## [Task to complete]
In your copy, reproduce the entries exactly as they are, minus the images.

++++++

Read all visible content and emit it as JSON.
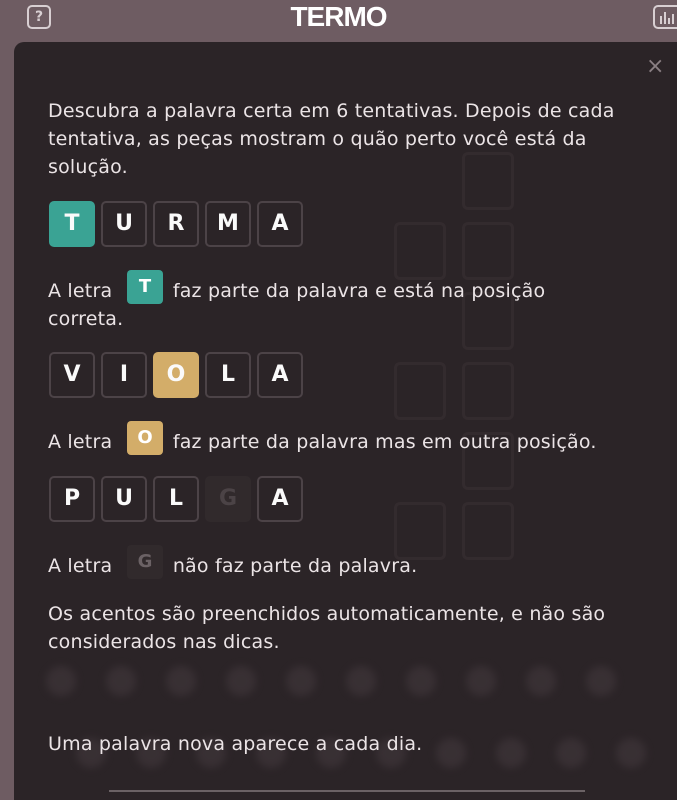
{
  "header": {
    "help_label": "?",
    "logo": "TERMO"
  },
  "modal": {
    "close_label": "×",
    "intro": "Descubra a palavra certa em 6 tentativas. Depois de cada tentativa, as peças mostram o quão perto você está da solução.",
    "examples": [
      {
        "letters": [
          "T",
          "U",
          "R",
          "M",
          "A"
        ],
        "states": [
          "right",
          "",
          "",
          "",
          ""
        ],
        "hint_prefix": "A letra",
        "hint_letter": "T",
        "hint_state": "right",
        "hint_suffix": "faz parte da palavra e está na posição",
        "hint_suffix2": "correta."
      },
      {
        "letters": [
          "V",
          "I",
          "O",
          "L",
          "A"
        ],
        "states": [
          "",
          "",
          "place",
          "",
          ""
        ],
        "hint_prefix": "A letra",
        "hint_letter": "O",
        "hint_state": "place",
        "hint_suffix": "faz parte da palavra mas em outra posição."
      },
      {
        "letters": [
          "P",
          "U",
          "L",
          "G",
          "A"
        ],
        "states": [
          "",
          "",
          "",
          "wrong",
          ""
        ],
        "hint_prefix": "A letra",
        "hint_letter": "G",
        "hint_state": "wrong",
        "hint_suffix": "não faz parte da palavra."
      }
    ],
    "accents_note": "Os acentos são preenchidos automaticamente, e não são considerados nas dicas.",
    "daily_note": "Uma palavra nova aparece a cada dia."
  },
  "colors": {
    "right": "#3aa394",
    "place": "#d3ad69",
    "wrong": "#312a2c",
    "background": "#6e5c62",
    "modal": "#2b2427"
  },
  "icons": [
    "help-icon",
    "stats-icon",
    "close-icon"
  ]
}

++++++

## [Written solution]
Read all visible content and emit it as JSON.
{
  "header": {
    "help_label": "?",
    "logo": "TERMO"
  },
  "modal": {
    "close_label": "×",
    "intro": "Descubra a palavra certa em 6 tentativas. Depois de cada tentativa, as peças mostram o quão perto você está da solução.",
    "examples": [
      {
        "letters": [
          "T",
          "U",
          "R",
          "M",
          "A"
        ],
        "states": [
          "right",
          "",
          "",
          "",
          ""
        ],
        "hint_prefix": "A letra",
        "hint_letter": "T",
        "hint_state": "right",
        "hint_suffix": "faz parte da palavra e está na posição",
        "hint_suffix2": "correta."
      },
      {
        "letters": [
          "V",
          "I",
          "O",
          "L",
          "A"
        ],
        "states": [
          "",
          "",
          "place",
          "",
          ""
        ],
        "hint_prefix": "A letra",
        "hint_letter": "O",
        "hint_state": "place",
        "hint_suffix": "faz parte da palavra mas em outra posição."
      },
      {
        "letters": [
          "P",
          "U",
          "L",
          "G",
          "A"
        ],
        "states": [
          "",
          "",
          "",
          "wrong",
          ""
        ],
        "hint_prefix": "A letra",
        "hint_letter": "G",
        "hint_state": "wrong",
        "hint_suffix": "não faz parte da palavra."
      }
    ],
    "accents_note": "Os acentos são preenchidos automaticamente, e não são considerados nas dicas.",
    "daily_note": "Uma palavra nova aparece a cada dia."
  },
  "colors": {
    "right": "#3aa394",
    "place": "#d3ad69",
    "wrong": "#312a2c",
    "background": "#6e5c62",
    "modal": "#2b2427"
  },
  "icons": [
    "help-icon",
    "stats-icon",
    "close-icon"
  ]
}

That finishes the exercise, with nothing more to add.